● **PROBLEM STATEMENT**
Set down the full listing exactly as given. Any pictures are to be left out.

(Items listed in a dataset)
>>>

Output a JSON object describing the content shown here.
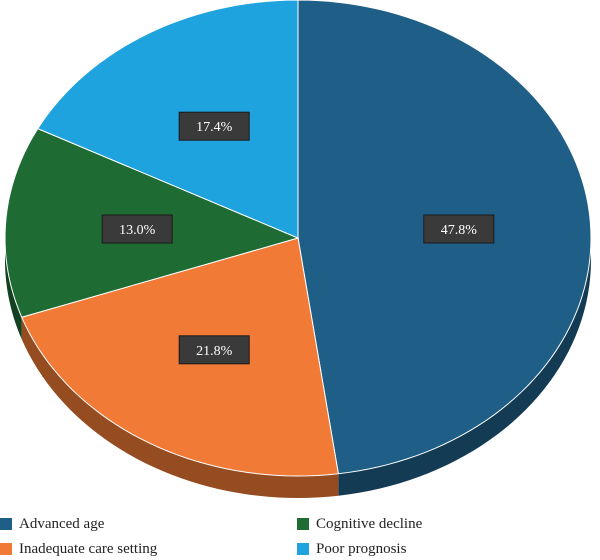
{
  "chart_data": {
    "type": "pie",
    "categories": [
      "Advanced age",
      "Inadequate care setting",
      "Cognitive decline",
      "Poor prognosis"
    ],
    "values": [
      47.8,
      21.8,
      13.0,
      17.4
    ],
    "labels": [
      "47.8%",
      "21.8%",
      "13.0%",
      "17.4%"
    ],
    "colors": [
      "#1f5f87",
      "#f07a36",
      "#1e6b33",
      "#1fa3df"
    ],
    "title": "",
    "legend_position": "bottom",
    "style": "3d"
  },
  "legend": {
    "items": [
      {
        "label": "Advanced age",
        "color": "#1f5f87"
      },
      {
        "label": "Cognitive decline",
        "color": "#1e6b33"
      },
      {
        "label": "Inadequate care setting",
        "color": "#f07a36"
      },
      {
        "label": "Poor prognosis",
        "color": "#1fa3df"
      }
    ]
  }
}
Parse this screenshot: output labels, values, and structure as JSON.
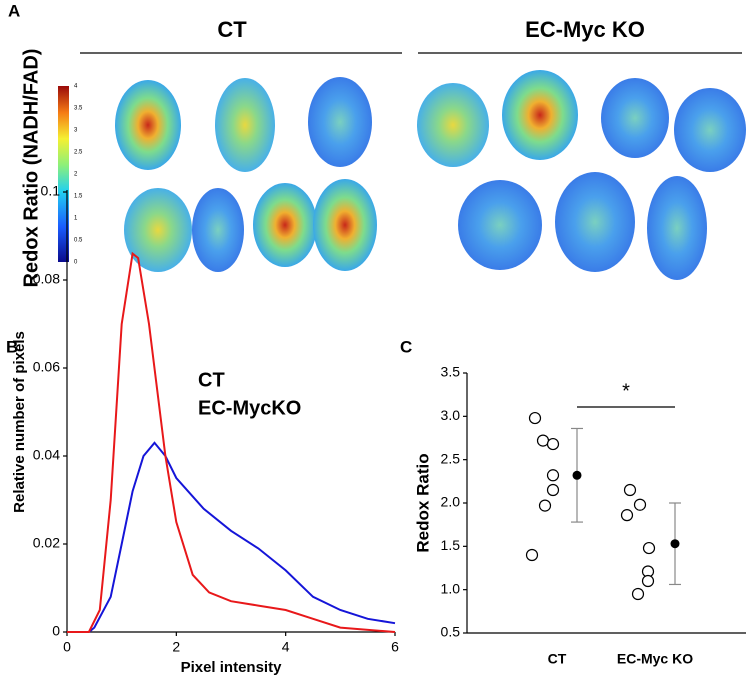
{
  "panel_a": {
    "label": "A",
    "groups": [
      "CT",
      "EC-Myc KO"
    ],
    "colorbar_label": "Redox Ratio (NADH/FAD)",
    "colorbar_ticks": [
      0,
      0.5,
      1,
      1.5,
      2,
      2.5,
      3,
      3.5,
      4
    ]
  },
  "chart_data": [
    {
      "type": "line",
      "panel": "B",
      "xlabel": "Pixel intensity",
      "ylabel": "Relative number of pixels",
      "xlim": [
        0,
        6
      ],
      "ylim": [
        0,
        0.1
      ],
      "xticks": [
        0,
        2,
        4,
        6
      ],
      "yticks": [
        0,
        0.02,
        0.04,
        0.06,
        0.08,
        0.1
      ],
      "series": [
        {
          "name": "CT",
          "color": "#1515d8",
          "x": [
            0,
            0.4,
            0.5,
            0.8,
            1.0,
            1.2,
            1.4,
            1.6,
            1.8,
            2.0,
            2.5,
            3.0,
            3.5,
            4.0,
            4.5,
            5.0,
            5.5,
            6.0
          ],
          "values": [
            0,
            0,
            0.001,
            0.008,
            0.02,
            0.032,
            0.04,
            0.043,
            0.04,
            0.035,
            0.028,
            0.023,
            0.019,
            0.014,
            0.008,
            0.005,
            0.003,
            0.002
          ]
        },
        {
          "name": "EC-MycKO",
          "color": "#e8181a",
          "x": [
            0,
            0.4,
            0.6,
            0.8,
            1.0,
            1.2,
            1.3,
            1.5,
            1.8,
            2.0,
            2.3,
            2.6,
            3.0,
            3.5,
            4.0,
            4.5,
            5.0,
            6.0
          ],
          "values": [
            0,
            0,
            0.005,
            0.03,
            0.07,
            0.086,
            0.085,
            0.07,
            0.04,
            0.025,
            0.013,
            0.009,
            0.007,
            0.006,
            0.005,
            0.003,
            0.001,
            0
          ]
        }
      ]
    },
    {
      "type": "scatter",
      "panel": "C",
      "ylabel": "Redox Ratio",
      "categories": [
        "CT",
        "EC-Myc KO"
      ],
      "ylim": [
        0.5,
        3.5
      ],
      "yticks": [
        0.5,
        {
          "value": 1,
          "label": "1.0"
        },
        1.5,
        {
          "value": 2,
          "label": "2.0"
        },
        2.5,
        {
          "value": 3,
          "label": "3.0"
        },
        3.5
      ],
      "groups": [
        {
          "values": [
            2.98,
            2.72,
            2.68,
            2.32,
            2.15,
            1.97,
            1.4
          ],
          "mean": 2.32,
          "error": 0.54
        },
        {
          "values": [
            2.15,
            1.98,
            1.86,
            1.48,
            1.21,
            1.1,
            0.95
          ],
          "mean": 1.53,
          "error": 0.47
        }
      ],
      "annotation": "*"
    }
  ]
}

<<<

● **RESPONSE**
Output a JSON object describing the content shown here.
{
  "chart_data": {
    "type": "pie",
    "categories": [
      "Advanced age",
      "Inadequate care setting",
      "Cognitive decline",
      "Poor prognosis"
    ],
    "values": [
      47.8,
      21.8,
      13.0,
      17.4
    ],
    "labels": [
      "47.8%",
      "21.8%",
      "13.0%",
      "17.4%"
    ],
    "colors": [
      "#1f5f87",
      "#f07a36",
      "#1e6b33",
      "#1fa3df"
    ],
    "title": "",
    "legend_position": "bottom",
    "style": "3d"
  },
  "legend": {
    "items": [
      {
        "label": "Advanced age",
        "color": "#1f5f87"
      },
      {
        "label": "Cognitive decline",
        "color": "#1e6b33"
      },
      {
        "label": "Inadequate care setting",
        "color": "#f07a36"
      },
      {
        "label": "Poor prognosis",
        "color": "#1fa3df"
      }
    ]
  }
}
Parse this screenshot: output labels, values, and structure as JSON.
{
  "panel_a": {
    "label": "A",
    "groups": [
      "CT",
      "EC-Myc KO"
    ],
    "colorbar_label": "Redox Ratio (NADH/FAD)",
    "colorbar_ticks": [
      0,
      0.5,
      1,
      1.5,
      2,
      2.5,
      3,
      3.5,
      4
    ]
  },
  "chart_data": [
    {
      "type": "line",
      "panel": "B",
      "xlabel": "Pixel intensity",
      "ylabel": "Relative number of pixels",
      "xlim": [
        0,
        6
      ],
      "ylim": [
        0,
        0.1
      ],
      "xticks": [
        0,
        2,
        4,
        6
      ],
      "yticks": [
        0,
        0.02,
        0.04,
        0.06,
        0.08,
        0.1
      ],
      "series": [
        {
          "name": "CT",
          "color": "#1515d8",
          "x": [
            0,
            0.4,
            0.5,
            0.8,
            1.0,
            1.2,
            1.4,
            1.6,
            1.8,
            2.0,
            2.5,
            3.0,
            3.5,
            4.0,
            4.5,
            5.0,
            5.5,
            6.0
          ],
          "values": [
            0,
            0,
            0.001,
            0.008,
            0.02,
            0.032,
            0.04,
            0.043,
            0.04,
            0.035,
            0.028,
            0.023,
            0.019,
            0.014,
            0.008,
            0.005,
            0.003,
            0.002
          ]
        },
        {
          "name": "EC-MycKO",
          "color": "#e8181a",
          "x": [
            0,
            0.4,
            0.6,
            0.8,
            1.0,
            1.2,
            1.3,
            1.5,
            1.8,
            2.0,
            2.3,
            2.6,
            3.0,
            3.5,
            4.0,
            4.5,
            5.0,
            6.0
          ],
          "values": [
            0,
            0,
            0.005,
            0.03,
            0.07,
            0.086,
            0.085,
            0.07,
            0.04,
            0.025,
            0.013,
            0.009,
            0.007,
            0.006,
            0.005,
            0.003,
            0.001,
            0
          ]
        }
      ]
    },
    {
      "type": "scatter",
      "panel": "C",
      "ylabel": "Redox Ratio",
      "categories": [
        "CT",
        "EC-Myc KO"
      ],
      "ylim": [
        0.5,
        3.5
      ],
      "yticks": [
        0.5,
        {
          "value": 1,
          "label": "1.0"
        },
        1.5,
        {
          "value": 2,
          "label": "2.0"
        },
        2.5,
        {
          "value": 3,
          "label": "3.0"
        },
        3.5
      ],
      "groups": [
        {
          "values": [
            2.98,
            2.72,
            2.68,
            2.32,
            2.15,
            1.97,
            1.4
          ],
          "mean": 2.32,
          "error": 0.54
        },
        {
          "values": [
            2.15,
            1.98,
            1.86,
            1.48,
            1.21,
            1.1,
            0.95
          ],
          "mean": 1.53,
          "error": 0.47
        }
      ],
      "annotation": "*"
    }
  ]
}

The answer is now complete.